• **EXERCISE DETAILS**
Below is a block of records; repeat each one exactly.

---- EXTRACTED DATA

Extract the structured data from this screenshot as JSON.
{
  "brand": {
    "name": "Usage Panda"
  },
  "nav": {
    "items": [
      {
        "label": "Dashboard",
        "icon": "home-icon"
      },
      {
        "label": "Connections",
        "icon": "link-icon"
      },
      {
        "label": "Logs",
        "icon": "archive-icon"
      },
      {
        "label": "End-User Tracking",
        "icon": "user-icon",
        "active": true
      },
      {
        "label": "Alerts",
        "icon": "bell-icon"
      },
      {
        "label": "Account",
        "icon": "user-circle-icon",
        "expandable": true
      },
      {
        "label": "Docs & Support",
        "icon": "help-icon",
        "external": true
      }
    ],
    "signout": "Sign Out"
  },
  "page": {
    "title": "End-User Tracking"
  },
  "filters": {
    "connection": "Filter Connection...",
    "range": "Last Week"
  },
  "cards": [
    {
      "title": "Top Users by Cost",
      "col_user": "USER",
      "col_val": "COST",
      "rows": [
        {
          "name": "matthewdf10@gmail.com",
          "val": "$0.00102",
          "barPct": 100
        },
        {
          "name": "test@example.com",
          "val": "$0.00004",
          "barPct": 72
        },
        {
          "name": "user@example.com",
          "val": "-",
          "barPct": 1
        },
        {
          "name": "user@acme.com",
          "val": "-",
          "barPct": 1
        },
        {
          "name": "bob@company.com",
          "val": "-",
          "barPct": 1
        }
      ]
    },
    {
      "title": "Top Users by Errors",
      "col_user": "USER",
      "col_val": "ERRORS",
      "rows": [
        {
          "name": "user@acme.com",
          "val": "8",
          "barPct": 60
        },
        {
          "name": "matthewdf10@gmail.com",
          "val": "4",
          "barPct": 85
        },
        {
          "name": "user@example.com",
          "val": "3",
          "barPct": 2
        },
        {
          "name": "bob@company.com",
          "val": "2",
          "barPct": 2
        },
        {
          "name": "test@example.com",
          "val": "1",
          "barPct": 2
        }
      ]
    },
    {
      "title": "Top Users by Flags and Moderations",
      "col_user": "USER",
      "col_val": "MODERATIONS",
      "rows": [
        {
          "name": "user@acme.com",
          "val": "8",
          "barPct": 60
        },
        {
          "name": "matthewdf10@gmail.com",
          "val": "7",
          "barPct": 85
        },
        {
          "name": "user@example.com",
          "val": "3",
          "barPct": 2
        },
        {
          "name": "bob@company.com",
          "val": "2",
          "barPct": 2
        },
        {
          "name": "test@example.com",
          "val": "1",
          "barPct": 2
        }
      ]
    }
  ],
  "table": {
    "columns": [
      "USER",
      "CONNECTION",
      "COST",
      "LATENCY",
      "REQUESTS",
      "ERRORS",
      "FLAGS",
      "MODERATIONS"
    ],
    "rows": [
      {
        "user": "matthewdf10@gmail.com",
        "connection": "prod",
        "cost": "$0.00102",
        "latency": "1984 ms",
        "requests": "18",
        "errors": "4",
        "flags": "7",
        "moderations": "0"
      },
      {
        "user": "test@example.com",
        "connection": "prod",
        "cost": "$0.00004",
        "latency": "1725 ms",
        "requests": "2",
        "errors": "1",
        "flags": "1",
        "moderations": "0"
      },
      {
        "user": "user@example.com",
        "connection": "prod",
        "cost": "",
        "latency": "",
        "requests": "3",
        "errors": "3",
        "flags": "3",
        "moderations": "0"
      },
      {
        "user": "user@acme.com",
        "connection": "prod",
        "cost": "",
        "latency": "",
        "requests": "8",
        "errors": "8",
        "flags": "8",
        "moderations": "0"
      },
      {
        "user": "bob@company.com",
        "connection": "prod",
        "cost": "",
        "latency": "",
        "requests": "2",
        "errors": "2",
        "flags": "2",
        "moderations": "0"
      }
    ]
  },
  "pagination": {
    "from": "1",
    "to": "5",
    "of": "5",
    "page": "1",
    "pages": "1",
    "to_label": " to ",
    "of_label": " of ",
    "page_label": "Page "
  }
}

--------

• **RESPONSE TO THIS EXERCISE**
Extract the structured data from this screenshot as JSON.
{
  "brand": {
    "name": "Usage Panda"
  },
  "nav": {
    "items": [
      {
        "label": "Dashboard",
        "icon": "home-icon"
      },
      {
        "label": "Connections",
        "icon": "link-icon"
      },
      {
        "label": "Logs",
        "icon": "archive-icon"
      },
      {
        "label": "End-User Tracking",
        "icon": "user-icon",
        "active": true
      },
      {
        "label": "Alerts",
        "icon": "bell-icon"
      },
      {
        "label": "Account",
        "icon": "user-circle-icon",
        "expandable": true
      },
      {
        "label": "Docs & Support",
        "icon": "help-icon",
        "external": true
      }
    ],
    "signout": "Sign Out"
  },
  "page": {
    "title": "End-User Tracking"
  },
  "filters": {
    "connection": "Filter Connection...",
    "range": "Last Week"
  },
  "cards": [
    {
      "title": "Top Users by Cost",
      "col_user": "USER",
      "col_val": "COST",
      "rows": [
        {
          "name": "matthewdf10@gmail.com",
          "val": "$0.00102",
          "barPct": 100
        },
        {
          "name": "test@example.com",
          "val": "$0.00004",
          "barPct": 72
        },
        {
          "name": "user@example.com",
          "val": "-",
          "barPct": 1
        },
        {
          "name": "user@acme.com",
          "val": "-",
          "barPct": 1
        },
        {
          "name": "bob@company.com",
          "val": "-",
          "barPct": 1
        }
      ]
    },
    {
      "title": "Top Users by Errors",
      "col_user": "USER",
      "col_val": "ERRORS",
      "rows": [
        {
          "name": "user@acme.com",
          "val": "8",
          "barPct": 60
        },
        {
          "name": "matthewdf10@gmail.com",
          "val": "4",
          "barPct": 85
        },
        {
          "name": "user@example.com",
          "val": "3",
          "barPct": 2
        },
        {
          "name": "bob@company.com",
          "val": "2",
          "barPct": 2
        },
        {
          "name": "test@example.com",
          "val": "1",
          "barPct": 2
        }
      ]
    },
    {
      "title": "Top Users by Flags and Moderations",
      "col_user": "USER",
      "col_val": "MODERATIONS",
      "rows": [
        {
          "name": "user@acme.com",
          "val": "8",
          "barPct": 60
        },
        {
          "name": "matthewdf10@gmail.com",
          "val": "7",
          "barPct": 85
        },
        {
          "name": "user@example.com",
          "val": "3",
          "barPct": 2
        },
        {
          "name": "bob@company.com",
          "val": "2",
          "barPct": 2
        },
        {
          "name": "test@example.com",
          "val": "1",
          "barPct": 2
        }
      ]
    }
  ],
  "table": {
    "columns": [
      "USER",
      "CONNECTION",
      "COST",
      "LATENCY",
      "REQUESTS",
      "ERRORS",
      "FLAGS",
      "MODERATIONS"
    ],
    "rows": [
      {
        "user": "matthewdf10@gmail.com",
        "connection": "prod",
        "cost": "$0.00102",
        "latency": "1984 ms",
        "requests": "18",
        "errors": "4",
        "flags": "7",
        "moderations": "0"
      },
      {
        "user": "test@example.com",
        "connection": "prod",
        "cost": "$0.00004",
        "latency": "1725 ms",
        "requests": "2",
        "errors": "1",
        "flags": "1",
        "moderations": "0"
      },
      {
        "user": "user@example.com",
        "connection": "prod",
        "cost": "",
        "latency": "",
        "requests": "3",
        "errors": "3",
        "flags": "3",
        "moderations": "0"
      },
      {
        "user": "user@acme.com",
        "connection": "prod",
        "cost": "",
        "latency": "",
        "requests": "8",
        "errors": "8",
        "flags": "8",
        "moderations": "0"
      },
      {
        "user": "bob@company.com",
        "connection": "prod",
        "cost": "",
        "latency": "",
        "requests": "2",
        "errors": "2",
        "flags": "2",
        "moderations": "0"
      }
    ]
  },
  "pagination": {
    "from": "1",
    "to": "5",
    "of": "5",
    "page": "1",
    "pages": "1",
    "to_label": " to ",
    "of_label": " of ",
    "page_label": "Page "
  }
}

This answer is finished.